Written request:
Every record must be written out once more, with nothing added or omitted.

Dataset extract:
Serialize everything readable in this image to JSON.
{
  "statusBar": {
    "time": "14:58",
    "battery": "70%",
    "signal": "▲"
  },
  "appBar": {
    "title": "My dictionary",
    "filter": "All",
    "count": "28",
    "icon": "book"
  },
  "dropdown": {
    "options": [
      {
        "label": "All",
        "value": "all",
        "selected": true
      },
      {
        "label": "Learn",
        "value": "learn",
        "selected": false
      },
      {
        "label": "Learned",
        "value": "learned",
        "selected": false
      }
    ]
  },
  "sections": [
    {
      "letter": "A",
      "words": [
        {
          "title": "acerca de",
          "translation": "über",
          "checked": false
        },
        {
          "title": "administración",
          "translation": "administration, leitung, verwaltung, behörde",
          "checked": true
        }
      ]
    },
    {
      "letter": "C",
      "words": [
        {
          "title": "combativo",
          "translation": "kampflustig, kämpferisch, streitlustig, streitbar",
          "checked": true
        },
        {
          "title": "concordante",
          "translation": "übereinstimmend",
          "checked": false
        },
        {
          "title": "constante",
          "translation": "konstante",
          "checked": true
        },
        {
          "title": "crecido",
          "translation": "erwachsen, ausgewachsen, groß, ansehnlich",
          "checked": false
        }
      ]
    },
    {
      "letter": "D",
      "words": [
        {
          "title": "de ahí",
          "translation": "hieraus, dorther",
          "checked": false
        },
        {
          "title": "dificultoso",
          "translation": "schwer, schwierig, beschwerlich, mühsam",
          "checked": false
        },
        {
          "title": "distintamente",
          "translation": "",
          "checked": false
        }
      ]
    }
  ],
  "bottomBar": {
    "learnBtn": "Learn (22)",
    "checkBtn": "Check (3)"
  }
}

Task answer:
Serialize everything readable in this image to JSON.
{
  "statusBar": {
    "time": "14:58",
    "battery": "70%",
    "signal": "▲"
  },
  "appBar": {
    "title": "My dictionary",
    "filter": "All",
    "count": "28",
    "icon": "book"
  },
  "dropdown": {
    "options": [
      {
        "label": "All",
        "value": "all",
        "selected": true
      },
      {
        "label": "Learn",
        "value": "learn",
        "selected": false
      },
      {
        "label": "Learned",
        "value": "learned",
        "selected": false
      }
    ]
  },
  "sections": [
    {
      "letter": "A",
      "words": [
        {
          "title": "acerca de",
          "translation": "über",
          "checked": false
        },
        {
          "title": "administración",
          "translation": "administration, leitung, verwaltung, behörde",
          "checked": true
        }
      ]
    },
    {
      "letter": "C",
      "words": [
        {
          "title": "combativo",
          "translation": "kampflustig, kämpferisch, streitlustig, streitbar",
          "checked": true
        },
        {
          "title": "concordante",
          "translation": "übereinstimmend",
          "checked": false
        },
        {
          "title": "constante",
          "translation": "konstante",
          "checked": true
        },
        {
          "title": "crecido",
          "translation": "erwachsen, ausgewachsen, groß, ansehnlich",
          "checked": false
        }
      ]
    },
    {
      "letter": "D",
      "words": [
        {
          "title": "de ahí",
          "translation": "hieraus, dorther",
          "checked": false
        },
        {
          "title": "dificultoso",
          "translation": "schwer, schwierig, beschwerlich, mühsam",
          "checked": false
        },
        {
          "title": "distintamente",
          "translation": "",
          "checked": false
        }
      ]
    }
  ],
  "bottomBar": {
    "learnBtn": "Learn (22)",
    "checkBtn": "Check (3)"
  }
}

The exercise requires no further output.